===== Material provided

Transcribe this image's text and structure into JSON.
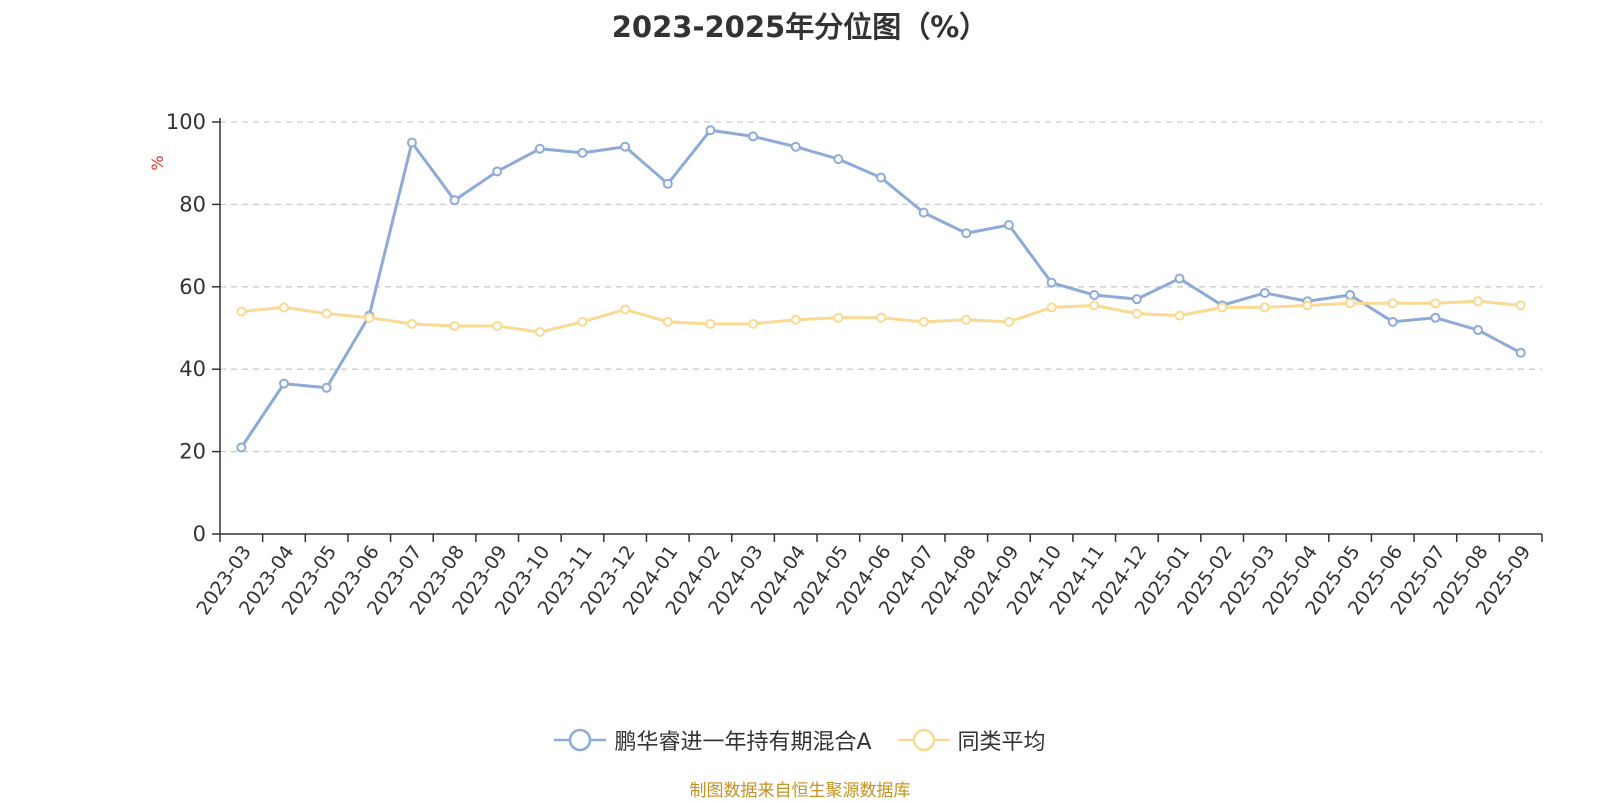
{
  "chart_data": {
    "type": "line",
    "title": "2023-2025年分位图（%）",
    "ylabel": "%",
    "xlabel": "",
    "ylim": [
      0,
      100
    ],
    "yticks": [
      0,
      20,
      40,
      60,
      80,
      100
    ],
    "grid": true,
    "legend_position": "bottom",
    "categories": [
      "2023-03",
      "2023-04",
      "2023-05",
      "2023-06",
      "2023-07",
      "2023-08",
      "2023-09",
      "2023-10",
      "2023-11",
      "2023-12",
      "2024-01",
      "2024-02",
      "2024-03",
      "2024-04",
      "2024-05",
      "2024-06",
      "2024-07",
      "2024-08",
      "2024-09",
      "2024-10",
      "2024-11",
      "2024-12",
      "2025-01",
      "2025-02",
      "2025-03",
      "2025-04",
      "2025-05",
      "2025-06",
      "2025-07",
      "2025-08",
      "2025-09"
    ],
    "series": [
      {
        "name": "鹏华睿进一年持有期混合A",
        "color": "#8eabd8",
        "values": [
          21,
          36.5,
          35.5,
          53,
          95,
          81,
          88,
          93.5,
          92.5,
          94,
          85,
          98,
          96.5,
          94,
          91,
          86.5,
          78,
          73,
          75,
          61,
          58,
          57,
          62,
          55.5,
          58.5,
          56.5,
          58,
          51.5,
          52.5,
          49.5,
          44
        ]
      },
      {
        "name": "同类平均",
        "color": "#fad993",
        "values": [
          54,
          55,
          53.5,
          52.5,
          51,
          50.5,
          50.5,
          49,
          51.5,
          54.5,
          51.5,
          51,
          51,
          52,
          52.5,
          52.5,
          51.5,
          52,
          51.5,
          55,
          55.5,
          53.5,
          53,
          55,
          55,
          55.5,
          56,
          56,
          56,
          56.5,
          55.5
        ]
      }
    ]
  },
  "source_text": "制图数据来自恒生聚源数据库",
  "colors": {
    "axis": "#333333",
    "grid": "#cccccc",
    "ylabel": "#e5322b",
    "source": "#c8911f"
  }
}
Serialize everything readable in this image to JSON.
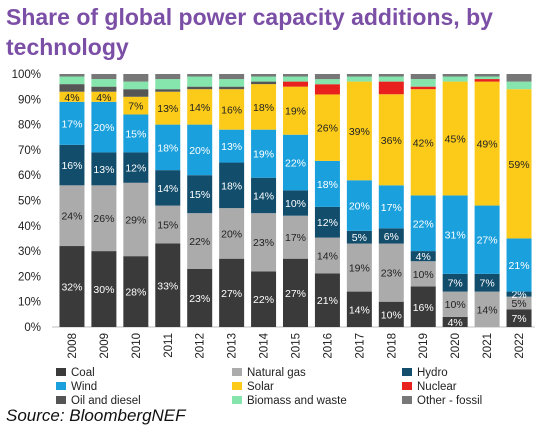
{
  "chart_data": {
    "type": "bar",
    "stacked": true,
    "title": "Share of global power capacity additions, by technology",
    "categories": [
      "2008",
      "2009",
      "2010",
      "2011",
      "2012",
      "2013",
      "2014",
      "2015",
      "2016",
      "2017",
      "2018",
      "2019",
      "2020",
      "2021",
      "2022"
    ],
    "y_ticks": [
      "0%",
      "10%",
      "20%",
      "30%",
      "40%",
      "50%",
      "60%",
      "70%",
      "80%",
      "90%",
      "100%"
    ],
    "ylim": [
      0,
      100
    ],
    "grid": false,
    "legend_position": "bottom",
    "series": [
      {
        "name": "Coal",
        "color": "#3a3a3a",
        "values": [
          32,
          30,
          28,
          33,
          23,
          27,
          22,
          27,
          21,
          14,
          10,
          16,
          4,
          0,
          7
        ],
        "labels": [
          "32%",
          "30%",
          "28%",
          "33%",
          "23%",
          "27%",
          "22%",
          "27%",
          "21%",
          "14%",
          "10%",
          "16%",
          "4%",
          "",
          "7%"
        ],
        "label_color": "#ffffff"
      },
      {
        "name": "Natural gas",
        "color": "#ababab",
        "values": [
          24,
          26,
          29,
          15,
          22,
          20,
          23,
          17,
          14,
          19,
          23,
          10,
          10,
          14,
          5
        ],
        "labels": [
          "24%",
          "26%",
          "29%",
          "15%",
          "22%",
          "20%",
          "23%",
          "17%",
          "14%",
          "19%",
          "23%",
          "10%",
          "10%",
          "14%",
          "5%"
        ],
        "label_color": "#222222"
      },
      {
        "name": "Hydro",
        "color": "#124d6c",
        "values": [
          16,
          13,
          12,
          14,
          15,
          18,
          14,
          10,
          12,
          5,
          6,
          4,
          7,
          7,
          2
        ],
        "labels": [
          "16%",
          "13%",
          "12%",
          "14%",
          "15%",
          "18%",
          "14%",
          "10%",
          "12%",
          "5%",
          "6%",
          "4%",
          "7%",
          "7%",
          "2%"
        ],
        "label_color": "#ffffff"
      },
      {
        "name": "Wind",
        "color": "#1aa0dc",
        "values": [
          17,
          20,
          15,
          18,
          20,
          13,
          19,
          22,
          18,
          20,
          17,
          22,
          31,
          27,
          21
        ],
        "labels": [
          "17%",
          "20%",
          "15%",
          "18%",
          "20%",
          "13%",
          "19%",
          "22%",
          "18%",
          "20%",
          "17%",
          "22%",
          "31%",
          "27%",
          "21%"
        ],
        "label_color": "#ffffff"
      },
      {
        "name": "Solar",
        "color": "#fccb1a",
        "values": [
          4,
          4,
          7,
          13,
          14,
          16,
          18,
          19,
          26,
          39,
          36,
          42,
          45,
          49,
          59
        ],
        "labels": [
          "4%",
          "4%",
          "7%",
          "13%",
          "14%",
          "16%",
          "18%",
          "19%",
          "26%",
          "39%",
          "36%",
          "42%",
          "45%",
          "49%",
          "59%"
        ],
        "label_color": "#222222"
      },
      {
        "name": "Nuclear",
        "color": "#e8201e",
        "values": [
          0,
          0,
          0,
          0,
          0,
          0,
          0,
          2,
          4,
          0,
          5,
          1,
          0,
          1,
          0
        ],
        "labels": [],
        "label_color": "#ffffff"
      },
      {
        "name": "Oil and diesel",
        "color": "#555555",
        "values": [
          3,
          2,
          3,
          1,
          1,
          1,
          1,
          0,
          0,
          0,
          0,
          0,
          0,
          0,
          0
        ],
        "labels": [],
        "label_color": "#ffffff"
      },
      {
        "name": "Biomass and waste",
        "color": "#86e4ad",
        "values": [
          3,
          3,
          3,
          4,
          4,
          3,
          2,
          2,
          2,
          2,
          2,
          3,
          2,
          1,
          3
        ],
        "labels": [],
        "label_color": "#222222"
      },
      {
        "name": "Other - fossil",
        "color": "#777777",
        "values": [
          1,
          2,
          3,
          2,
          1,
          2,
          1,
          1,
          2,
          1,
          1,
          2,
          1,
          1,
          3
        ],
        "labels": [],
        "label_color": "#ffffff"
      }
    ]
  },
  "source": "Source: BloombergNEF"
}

==========

§ **What is being asked**:
Search the records for the word "this" and copy every line where it occurs.

§ **Result**:
Transcribe this image's text and structure into JSON.
Serialize everything readable in this image to JSON.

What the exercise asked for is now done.